» **Work to do**: Print the listing that follows, character for character.

------ Extracted entries ------

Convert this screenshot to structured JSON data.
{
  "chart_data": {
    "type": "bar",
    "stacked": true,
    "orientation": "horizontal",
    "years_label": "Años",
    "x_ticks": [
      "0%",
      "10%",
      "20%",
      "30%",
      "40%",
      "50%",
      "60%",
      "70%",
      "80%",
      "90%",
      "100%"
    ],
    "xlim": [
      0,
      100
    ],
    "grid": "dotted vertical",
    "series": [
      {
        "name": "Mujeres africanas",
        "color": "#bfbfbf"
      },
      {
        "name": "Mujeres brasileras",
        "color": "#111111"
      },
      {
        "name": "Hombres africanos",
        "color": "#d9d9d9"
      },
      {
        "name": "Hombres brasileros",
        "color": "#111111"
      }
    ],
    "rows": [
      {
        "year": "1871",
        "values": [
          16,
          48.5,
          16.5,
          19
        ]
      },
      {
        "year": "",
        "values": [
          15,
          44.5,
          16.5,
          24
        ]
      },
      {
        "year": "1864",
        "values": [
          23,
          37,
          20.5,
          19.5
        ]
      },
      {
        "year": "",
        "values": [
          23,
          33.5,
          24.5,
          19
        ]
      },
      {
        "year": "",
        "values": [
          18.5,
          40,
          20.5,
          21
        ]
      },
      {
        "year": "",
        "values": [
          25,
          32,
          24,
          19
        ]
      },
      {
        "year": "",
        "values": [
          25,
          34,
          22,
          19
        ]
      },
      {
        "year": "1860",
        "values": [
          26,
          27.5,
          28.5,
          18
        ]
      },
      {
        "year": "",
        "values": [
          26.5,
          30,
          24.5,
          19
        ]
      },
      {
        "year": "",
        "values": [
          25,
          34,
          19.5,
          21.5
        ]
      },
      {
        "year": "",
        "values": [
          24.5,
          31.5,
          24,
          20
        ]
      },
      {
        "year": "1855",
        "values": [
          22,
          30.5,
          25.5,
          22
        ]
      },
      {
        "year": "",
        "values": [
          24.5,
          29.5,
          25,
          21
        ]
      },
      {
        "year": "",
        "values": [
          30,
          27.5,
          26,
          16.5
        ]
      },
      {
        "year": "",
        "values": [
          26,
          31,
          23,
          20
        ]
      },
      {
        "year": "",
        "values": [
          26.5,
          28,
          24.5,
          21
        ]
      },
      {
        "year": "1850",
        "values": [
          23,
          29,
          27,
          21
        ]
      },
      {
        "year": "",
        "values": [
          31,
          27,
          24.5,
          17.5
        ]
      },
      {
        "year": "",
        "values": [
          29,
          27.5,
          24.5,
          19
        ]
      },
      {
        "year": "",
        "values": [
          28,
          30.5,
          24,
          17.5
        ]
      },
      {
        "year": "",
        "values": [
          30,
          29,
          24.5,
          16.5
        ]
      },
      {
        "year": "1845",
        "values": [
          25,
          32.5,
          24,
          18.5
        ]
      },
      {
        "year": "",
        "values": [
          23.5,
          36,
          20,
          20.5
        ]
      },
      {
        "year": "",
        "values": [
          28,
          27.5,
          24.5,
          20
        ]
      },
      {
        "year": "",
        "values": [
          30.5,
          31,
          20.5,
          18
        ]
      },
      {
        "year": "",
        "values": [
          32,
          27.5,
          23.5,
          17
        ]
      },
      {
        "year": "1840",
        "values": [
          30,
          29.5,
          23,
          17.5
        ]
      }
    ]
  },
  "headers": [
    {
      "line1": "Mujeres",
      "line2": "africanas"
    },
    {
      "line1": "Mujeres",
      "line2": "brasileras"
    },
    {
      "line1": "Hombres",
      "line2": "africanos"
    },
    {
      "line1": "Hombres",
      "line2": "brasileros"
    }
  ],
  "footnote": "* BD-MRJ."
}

------

» **Exercise answer**:
Convert this screenshot to structured JSON data.
{
  "chart_data": {
    "type": "bar",
    "stacked": true,
    "orientation": "horizontal",
    "years_label": "Años",
    "x_ticks": [
      "0%",
      "10%",
      "20%",
      "30%",
      "40%",
      "50%",
      "60%",
      "70%",
      "80%",
      "90%",
      "100%"
    ],
    "xlim": [
      0,
      100
    ],
    "grid": "dotted vertical",
    "series": [
      {
        "name": "Mujeres africanas",
        "color": "#bfbfbf"
      },
      {
        "name": "Mujeres brasileras",
        "color": "#111111"
      },
      {
        "name": "Hombres africanos",
        "color": "#d9d9d9"
      },
      {
        "name": "Hombres brasileros",
        "color": "#111111"
      }
    ],
    "rows": [
      {
        "year": "1871",
        "values": [
          16,
          48.5,
          16.5,
          19
        ]
      },
      {
        "year": "",
        "values": [
          15,
          44.5,
          16.5,
          24
        ]
      },
      {
        "year": "1864",
        "values": [
          23,
          37,
          20.5,
          19.5
        ]
      },
      {
        "year": "",
        "values": [
          23,
          33.5,
          24.5,
          19
        ]
      },
      {
        "year": "",
        "values": [
          18.5,
          40,
          20.5,
          21
        ]
      },
      {
        "year": "",
        "values": [
          25,
          32,
          24,
          19
        ]
      },
      {
        "year": "",
        "values": [
          25,
          34,
          22,
          19
        ]
      },
      {
        "year": "1860",
        "values": [
          26,
          27.5,
          28.5,
          18
        ]
      },
      {
        "year": "",
        "values": [
          26.5,
          30,
          24.5,
          19
        ]
      },
      {
        "year": "",
        "values": [
          25,
          34,
          19.5,
          21.5
        ]
      },
      {
        "year": "",
        "values": [
          24.5,
          31.5,
          24,
          20
        ]
      },
      {
        "year": "1855",
        "values": [
          22,
          30.5,
          25.5,
          22
        ]
      },
      {
        "year": "",
        "values": [
          24.5,
          29.5,
          25,
          21
        ]
      },
      {
        "year": "",
        "values": [
          30,
          27.5,
          26,
          16.5
        ]
      },
      {
        "year": "",
        "values": [
          26,
          31,
          23,
          20
        ]
      },
      {
        "year": "",
        "values": [
          26.5,
          28,
          24.5,
          21
        ]
      },
      {
        "year": "1850",
        "values": [
          23,
          29,
          27,
          21
        ]
      },
      {
        "year": "",
        "values": [
          31,
          27,
          24.5,
          17.5
        ]
      },
      {
        "year": "",
        "values": [
          29,
          27.5,
          24.5,
          19
        ]
      },
      {
        "year": "",
        "values": [
          28,
          30.5,
          24,
          17.5
        ]
      },
      {
        "year": "",
        "values": [
          30,
          29,
          24.5,
          16.5
        ]
      },
      {
        "year": "1845",
        "values": [
          25,
          32.5,
          24,
          18.5
        ]
      },
      {
        "year": "",
        "values": [
          23.5,
          36,
          20,
          20.5
        ]
      },
      {
        "year": "",
        "values": [
          28,
          27.5,
          24.5,
          20
        ]
      },
      {
        "year": "",
        "values": [
          30.5,
          31,
          20.5,
          18
        ]
      },
      {
        "year": "",
        "values": [
          32,
          27.5,
          23.5,
          17
        ]
      },
      {
        "year": "1840",
        "values": [
          30,
          29.5,
          23,
          17.5
        ]
      }
    ]
  },
  "headers": [
    {
      "line1": "Mujeres",
      "line2": "africanas"
    },
    {
      "line1": "Mujeres",
      "line2": "brasileras"
    },
    {
      "line1": "Hombres",
      "line2": "africanos"
    },
    {
      "line1": "Hombres",
      "line2": "brasileros"
    }
  ],
  "footnote": "* BD-MRJ."
}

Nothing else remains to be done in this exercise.